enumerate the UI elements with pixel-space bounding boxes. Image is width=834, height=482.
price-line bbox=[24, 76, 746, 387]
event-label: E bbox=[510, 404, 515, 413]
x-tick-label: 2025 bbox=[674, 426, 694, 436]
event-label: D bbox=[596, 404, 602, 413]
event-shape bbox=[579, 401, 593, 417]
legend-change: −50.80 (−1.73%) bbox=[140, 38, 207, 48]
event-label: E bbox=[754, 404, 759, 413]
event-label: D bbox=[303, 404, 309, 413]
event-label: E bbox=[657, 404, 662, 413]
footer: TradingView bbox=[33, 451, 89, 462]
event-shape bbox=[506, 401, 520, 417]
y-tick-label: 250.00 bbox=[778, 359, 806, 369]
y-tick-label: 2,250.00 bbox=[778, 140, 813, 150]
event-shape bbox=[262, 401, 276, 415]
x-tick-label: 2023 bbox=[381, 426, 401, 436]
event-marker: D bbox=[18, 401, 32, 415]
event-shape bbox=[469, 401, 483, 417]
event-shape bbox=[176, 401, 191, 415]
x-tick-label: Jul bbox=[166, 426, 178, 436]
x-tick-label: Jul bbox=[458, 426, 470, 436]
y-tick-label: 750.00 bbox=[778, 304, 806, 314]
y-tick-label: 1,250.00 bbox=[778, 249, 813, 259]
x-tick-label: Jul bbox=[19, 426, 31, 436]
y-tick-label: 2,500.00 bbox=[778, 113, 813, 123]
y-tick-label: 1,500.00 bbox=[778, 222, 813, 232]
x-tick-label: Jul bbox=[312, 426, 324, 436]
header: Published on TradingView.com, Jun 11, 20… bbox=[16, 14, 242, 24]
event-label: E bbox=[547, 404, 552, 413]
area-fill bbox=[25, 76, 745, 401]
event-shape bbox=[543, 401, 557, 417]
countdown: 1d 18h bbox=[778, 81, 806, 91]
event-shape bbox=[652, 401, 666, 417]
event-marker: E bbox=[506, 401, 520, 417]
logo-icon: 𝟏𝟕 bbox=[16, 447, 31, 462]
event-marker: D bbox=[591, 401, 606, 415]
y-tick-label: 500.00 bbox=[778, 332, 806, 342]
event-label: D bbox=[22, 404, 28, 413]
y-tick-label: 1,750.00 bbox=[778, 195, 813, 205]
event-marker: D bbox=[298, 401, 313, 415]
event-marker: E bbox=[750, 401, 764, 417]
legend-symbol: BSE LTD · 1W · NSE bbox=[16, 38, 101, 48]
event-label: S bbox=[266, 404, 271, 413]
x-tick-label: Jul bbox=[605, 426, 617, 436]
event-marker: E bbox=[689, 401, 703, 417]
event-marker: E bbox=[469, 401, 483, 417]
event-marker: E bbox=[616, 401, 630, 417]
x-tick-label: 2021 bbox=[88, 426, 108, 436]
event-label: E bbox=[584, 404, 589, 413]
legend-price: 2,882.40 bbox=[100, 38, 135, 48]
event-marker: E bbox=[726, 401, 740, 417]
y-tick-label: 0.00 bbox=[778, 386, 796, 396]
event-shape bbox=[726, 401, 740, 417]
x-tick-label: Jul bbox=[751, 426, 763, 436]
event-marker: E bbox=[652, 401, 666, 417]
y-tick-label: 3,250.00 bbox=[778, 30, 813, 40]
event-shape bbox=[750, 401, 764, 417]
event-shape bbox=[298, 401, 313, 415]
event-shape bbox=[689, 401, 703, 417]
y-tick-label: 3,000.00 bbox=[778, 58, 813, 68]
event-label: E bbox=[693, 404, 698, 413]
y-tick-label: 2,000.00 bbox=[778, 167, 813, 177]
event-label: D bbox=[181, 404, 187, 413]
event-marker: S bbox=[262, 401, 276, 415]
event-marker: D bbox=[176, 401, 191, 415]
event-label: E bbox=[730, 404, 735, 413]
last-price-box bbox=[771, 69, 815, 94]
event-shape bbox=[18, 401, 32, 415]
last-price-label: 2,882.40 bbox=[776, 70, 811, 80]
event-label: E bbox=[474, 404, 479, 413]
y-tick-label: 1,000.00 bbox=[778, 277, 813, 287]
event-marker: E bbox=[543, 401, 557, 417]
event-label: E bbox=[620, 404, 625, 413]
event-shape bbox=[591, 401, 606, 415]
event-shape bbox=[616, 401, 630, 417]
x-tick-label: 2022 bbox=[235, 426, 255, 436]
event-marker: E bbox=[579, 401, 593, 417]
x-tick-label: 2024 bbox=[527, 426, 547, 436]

^^^^^^^^

_TASK DESCRIPTION_: Please reproduce every line of the records above verbatim.

_COMPLETED EXERCISE_:
enumerate the UI elements with pixel-space bounding boxes. Image is width=834, height=482.
price-line bbox=[24, 76, 746, 387]
event-label: E bbox=[510, 404, 515, 413]
x-tick-label: 2025 bbox=[674, 426, 694, 436]
event-label: D bbox=[596, 404, 602, 413]
event-shape bbox=[579, 401, 593, 417]
legend-change: −50.80 (−1.73%) bbox=[140, 38, 207, 48]
event-label: E bbox=[754, 404, 759, 413]
event-label: D bbox=[303, 404, 309, 413]
event-label: E bbox=[657, 404, 662, 413]
footer: TradingView bbox=[33, 451, 89, 462]
event-shape bbox=[506, 401, 520, 417]
y-tick-label: 250.00 bbox=[778, 359, 806, 369]
y-tick-label: 2,250.00 bbox=[778, 140, 813, 150]
event-shape bbox=[262, 401, 276, 415]
x-tick-label: 2023 bbox=[381, 426, 401, 436]
event-marker: D bbox=[18, 401, 32, 415]
event-shape bbox=[469, 401, 483, 417]
event-shape bbox=[176, 401, 191, 415]
x-tick-label: Jul bbox=[166, 426, 178, 436]
x-tick-label: Jul bbox=[458, 426, 470, 436]
y-tick-label: 750.00 bbox=[778, 304, 806, 314]
y-tick-label: 1,250.00 bbox=[778, 249, 813, 259]
x-tick-label: Jul bbox=[19, 426, 31, 436]
y-tick-label: 2,500.00 bbox=[778, 113, 813, 123]
y-tick-label: 1,500.00 bbox=[778, 222, 813, 232]
x-tick-label: Jul bbox=[312, 426, 324, 436]
header: Published on TradingView.com, Jun 11, 20… bbox=[16, 14, 242, 24]
event-label: E bbox=[547, 404, 552, 413]
area-fill bbox=[25, 76, 745, 401]
event-shape bbox=[543, 401, 557, 417]
countdown: 1d 18h bbox=[778, 81, 806, 91]
event-shape bbox=[652, 401, 666, 417]
event-marker: E bbox=[506, 401, 520, 417]
logo-icon: 𝟏𝟕 bbox=[16, 447, 31, 462]
event-marker: D bbox=[591, 401, 606, 415]
y-tick-label: 500.00 bbox=[778, 332, 806, 342]
event-label: D bbox=[22, 404, 28, 413]
y-tick-label: 1,750.00 bbox=[778, 195, 813, 205]
event-marker: D bbox=[298, 401, 313, 415]
event-marker: E bbox=[750, 401, 764, 417]
legend-symbol: BSE LTD · 1W · NSE bbox=[16, 38, 101, 48]
event-label: S bbox=[266, 404, 271, 413]
x-tick-label: Jul bbox=[605, 426, 617, 436]
event-marker: E bbox=[689, 401, 703, 417]
event-marker: E bbox=[469, 401, 483, 417]
event-marker: E bbox=[616, 401, 630, 417]
x-tick-label: 2021 bbox=[88, 426, 108, 436]
event-label: E bbox=[584, 404, 589, 413]
legend-price: 2,882.40 bbox=[100, 38, 135, 48]
event-marker: E bbox=[726, 401, 740, 417]
y-tick-label: 0.00 bbox=[778, 386, 796, 396]
event-shape bbox=[726, 401, 740, 417]
x-tick-label: Jul bbox=[751, 426, 763, 436]
event-marker: E bbox=[652, 401, 666, 417]
y-tick-label: 3,250.00 bbox=[778, 30, 813, 40]
event-shape bbox=[750, 401, 764, 417]
event-shape bbox=[298, 401, 313, 415]
event-shape bbox=[689, 401, 703, 417]
y-tick-label: 3,000.00 bbox=[778, 58, 813, 68]
event-label: E bbox=[693, 404, 698, 413]
y-tick-label: 2,000.00 bbox=[778, 167, 813, 177]
event-label: D bbox=[181, 404, 187, 413]
event-marker: S bbox=[262, 401, 276, 415]
event-marker: D bbox=[176, 401, 191, 415]
event-label: E bbox=[730, 404, 735, 413]
last-price-box bbox=[771, 69, 815, 94]
event-shape bbox=[18, 401, 32, 415]
last-price-label: 2,882.40 bbox=[776, 70, 811, 80]
event-label: E bbox=[474, 404, 479, 413]
y-tick-label: 1,000.00 bbox=[778, 277, 813, 287]
event-marker: E bbox=[543, 401, 557, 417]
event-label: E bbox=[620, 404, 625, 413]
event-shape bbox=[591, 401, 606, 415]
event-shape bbox=[616, 401, 630, 417]
x-tick-label: 2022 bbox=[235, 426, 255, 436]
event-marker: E bbox=[579, 401, 593, 417]
x-tick-label: 2024 bbox=[527, 426, 547, 436]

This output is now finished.